SUPPLIED RECORDS:
***

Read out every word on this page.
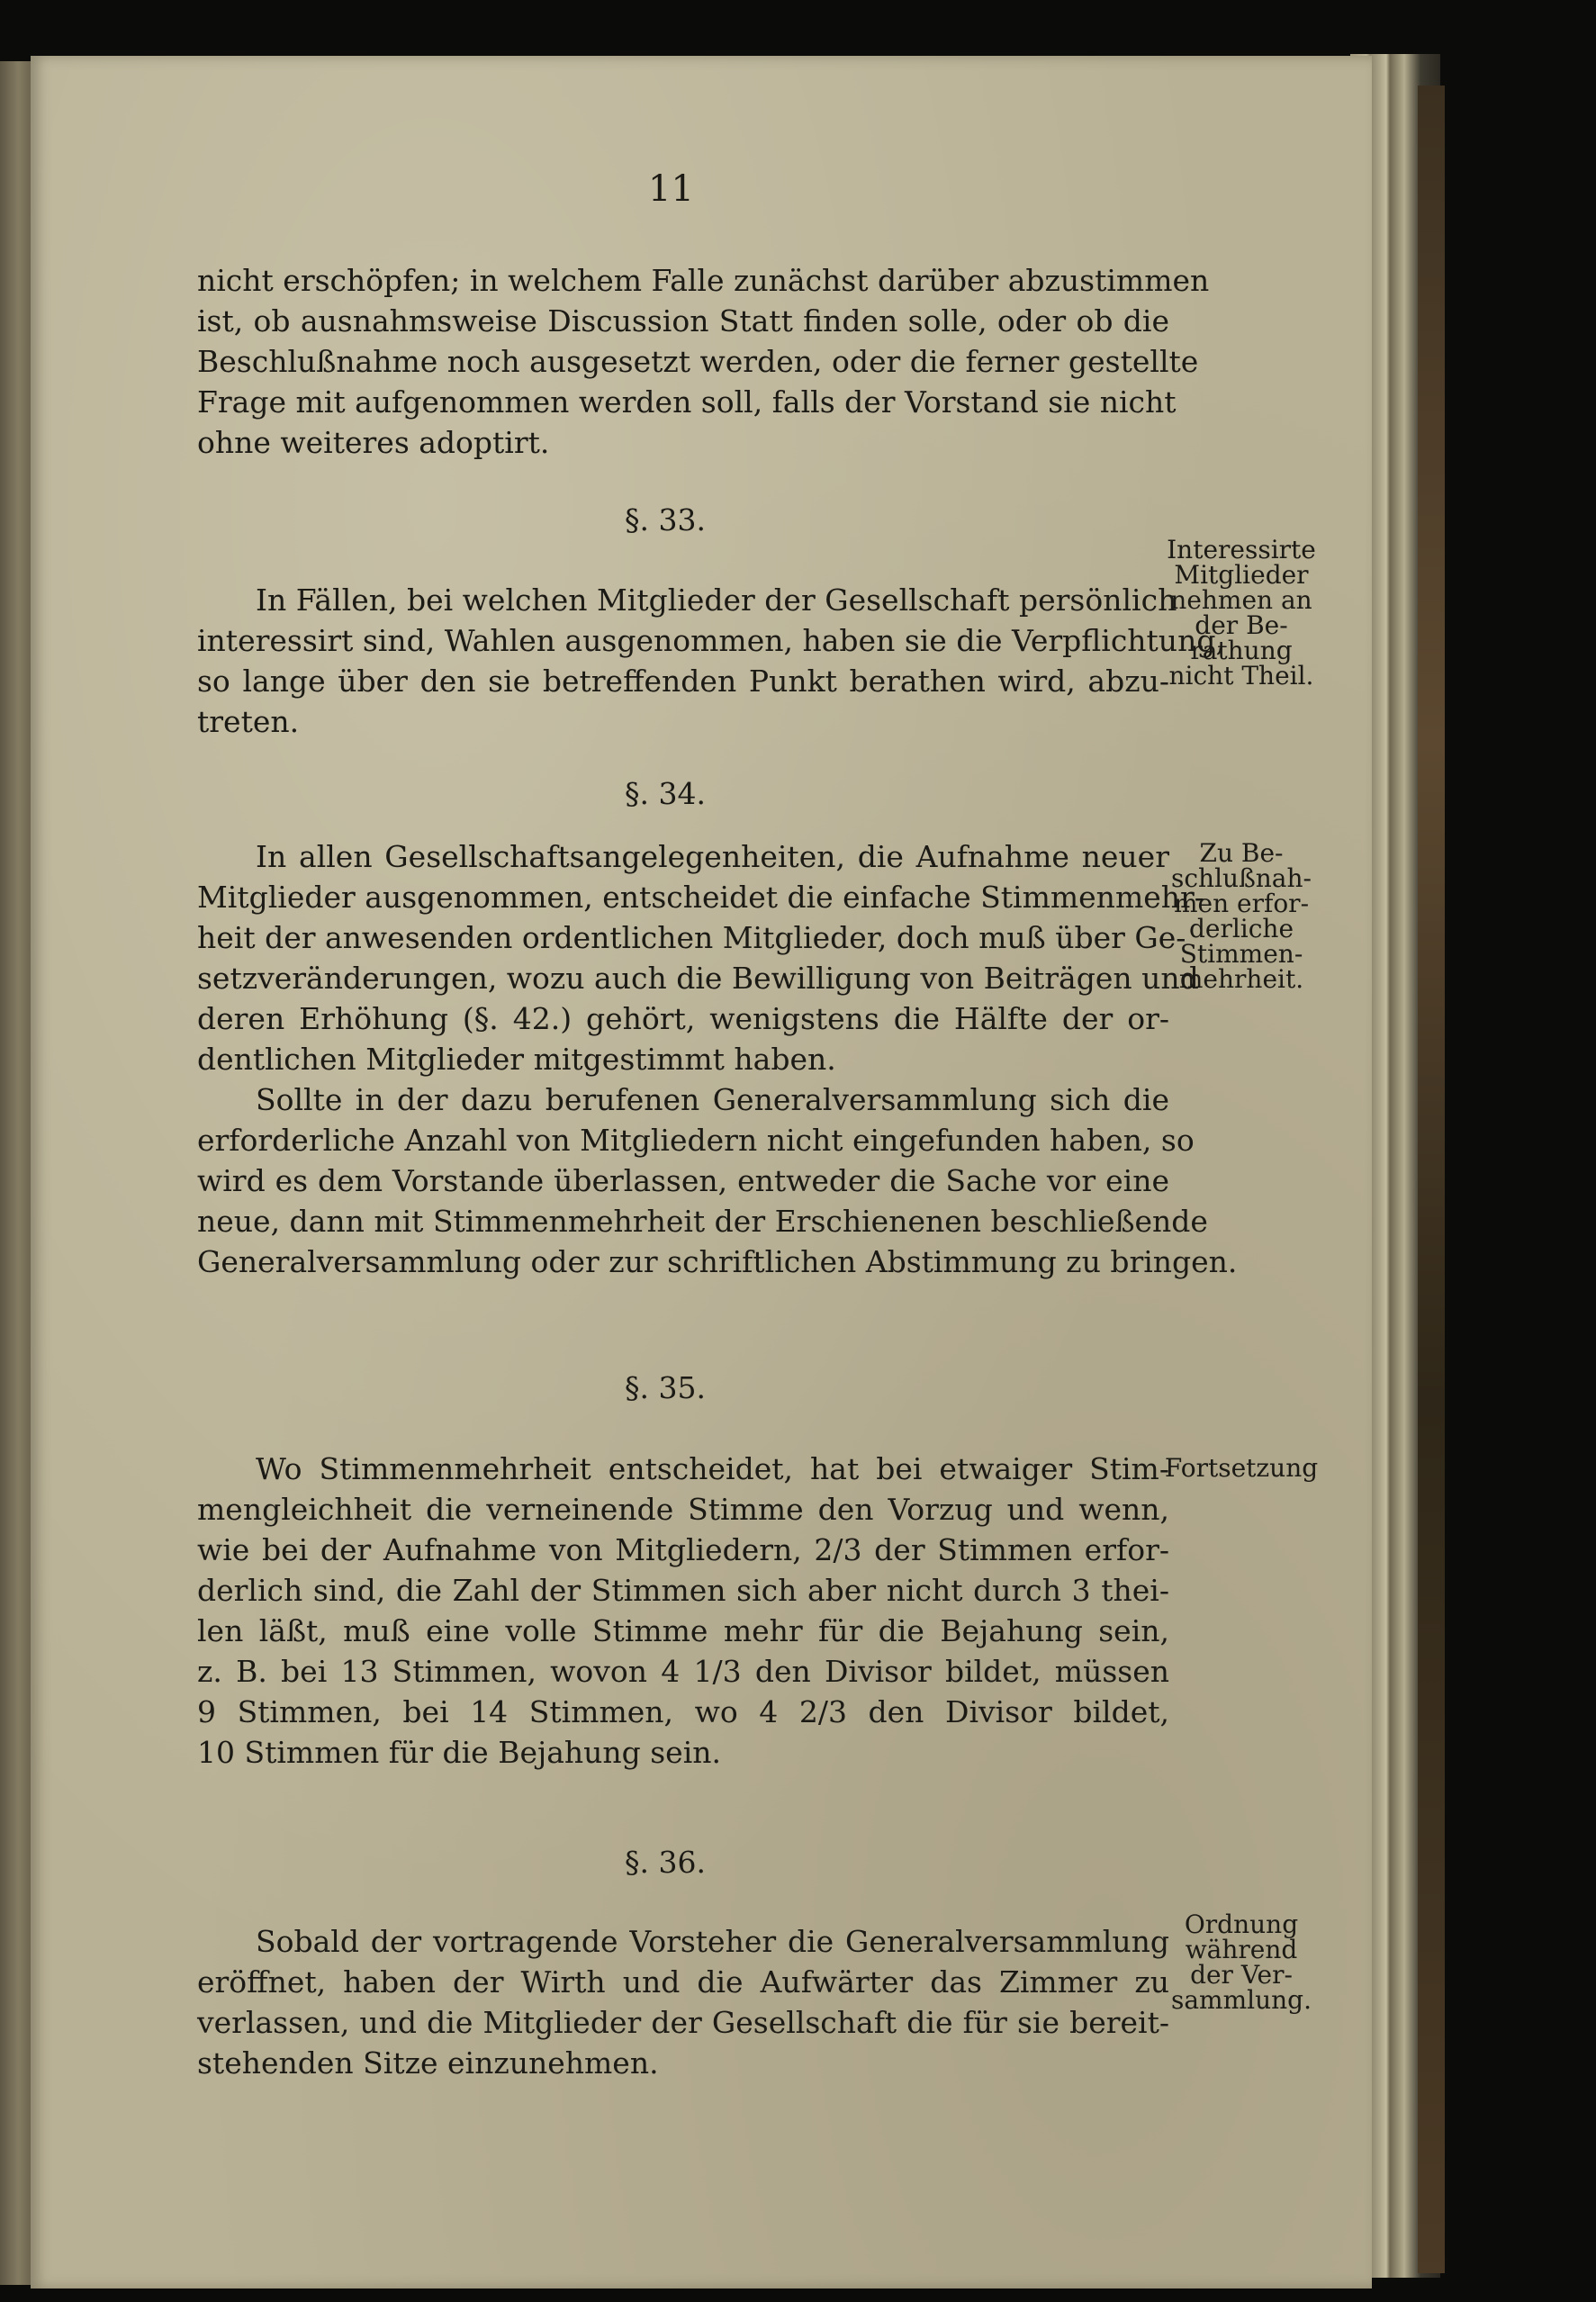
11
nicht erschöpfen; in welchem Falle zunächst darüber abzustimmen
ist, ob ausnahmsweise Discussion Statt finden solle, oder ob die
Beschlußnahme noch ausgesetzt werden, oder die ferner gestellte
Frage mit aufgenommen werden soll, falls der Vorstand sie nicht
ohne weiteres adoptirt.
§. 33.
In Fällen, bei welchen Mitglieder der Gesellschaft persönlich
interessirt sind, Wahlen ausgenommen, haben sie die Verpflichtung,
so lange über den sie betreffenden Punkt berathen wird, abzu-
treten.
Interessirte
Mitglieder
nehmen an
der Be-
rathung
nicht Theil.
§. 34.
In allen Gesellschaftsangelegenheiten, die Aufnahme neuer
Mitglieder ausgenommen, entscheidet die einfache Stimmenmehr-
heit der anwesenden ordentlichen Mitglieder, doch muß über Ge-
setzveränderungen, wozu auch die Bewilligung von Beiträgen und
deren Erhöhung (§. 42.) gehört, wenigstens die Hälfte der or-
dentlichen Mitglieder mitgestimmt haben.
Sollte in der dazu berufenen Generalversammlung sich die
erforderliche Anzahl von Mitgliedern nicht eingefunden haben, so
wird es dem Vorstande überlassen, entweder die Sache vor eine
neue, dann mit Stimmenmehrheit der Erschienenen beschließende
Generalversammlung oder zur schriftlichen Abstimmung zu bringen.
Zu Be-
schlußnah-
men erfor-
derliche
Stimmen-
mehrheit.
§. 35.
Wo Stimmenmehrheit entscheidet, hat bei etwaiger Stim-
mengleichheit die verneinende Stimme den Vorzug und wenn,
wie bei der Aufnahme von Mitgliedern, 2/3 der Stimmen erfor-
derlich sind, die Zahl der Stimmen sich aber nicht durch 3 thei-
len läßt, muß eine volle Stimme mehr für die Bejahung sein,
z. B. bei 13 Stimmen, wovon 4 1/3 den Divisor bildet, müssen
9 Stimmen, bei 14 Stimmen, wo 4 2/3 den Divisor bildet,
10 Stimmen für die Bejahung sein.
Fortsetzung
§. 36.
Sobald der vortragende Vorsteher die Generalversammlung
eröffnet, haben der Wirth und die Aufwärter das Zimmer zu
verlassen, und die Mitglieder der Gesellschaft die für sie bereit-
stehenden Sitze einzunehmen.
Ordnung
während
der Ver-
sammlung.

***

INSTRUCTIONS TO FOLLOW: Please output all the data exactly as given, with the pictures omitted.

EXERCISE SOLUTION:
Read out every word on this page.
11
nicht erschöpfen; in welchem Falle zunächst darüber abzustimmen
ist, ob ausnahmsweise Discussion Statt finden solle, oder ob die
Beschlußnahme noch ausgesetzt werden, oder die ferner gestellte
Frage mit aufgenommen werden soll, falls der Vorstand sie nicht
ohne weiteres adoptirt.
§. 33.
In Fällen, bei welchen Mitglieder der Gesellschaft persönlich
interessirt sind, Wahlen ausgenommen, haben sie die Verpflichtung,
so lange über den sie betreffenden Punkt berathen wird, abzu-
treten.
Interessirte
Mitglieder
nehmen an
der Be-
rathung
nicht Theil.
§. 34.
In allen Gesellschaftsangelegenheiten, die Aufnahme neuer
Mitglieder ausgenommen, entscheidet die einfache Stimmenmehr-
heit der anwesenden ordentlichen Mitglieder, doch muß über Ge-
setzveränderungen, wozu auch die Bewilligung von Beiträgen und
deren Erhöhung (§. 42.) gehört, wenigstens die Hälfte der or-
dentlichen Mitglieder mitgestimmt haben.
Sollte in der dazu berufenen Generalversammlung sich die
erforderliche Anzahl von Mitgliedern nicht eingefunden haben, so
wird es dem Vorstande überlassen, entweder die Sache vor eine
neue, dann mit Stimmenmehrheit der Erschienenen beschließende
Generalversammlung oder zur schriftlichen Abstimmung zu bringen.
Zu Be-
schlußnah-
men erfor-
derliche
Stimmen-
mehrheit.
§. 35.
Wo Stimmenmehrheit entscheidet, hat bei etwaiger Stim-
mengleichheit die verneinende Stimme den Vorzug und wenn,
wie bei der Aufnahme von Mitgliedern, 2/3 der Stimmen erfor-
derlich sind, die Zahl der Stimmen sich aber nicht durch 3 thei-
len läßt, muß eine volle Stimme mehr für die Bejahung sein,
z. B. bei 13 Stimmen, wovon 4 1/3 den Divisor bildet, müssen
9 Stimmen, bei 14 Stimmen, wo 4 2/3 den Divisor bildet,
10 Stimmen für die Bejahung sein.
Fortsetzung
§. 36.
Sobald der vortragende Vorsteher die Generalversammlung
eröffnet, haben der Wirth und die Aufwärter das Zimmer zu
verlassen, und die Mitglieder der Gesellschaft die für sie bereit-
stehenden Sitze einzunehmen.
Ordnung
während
der Ver-
sammlung.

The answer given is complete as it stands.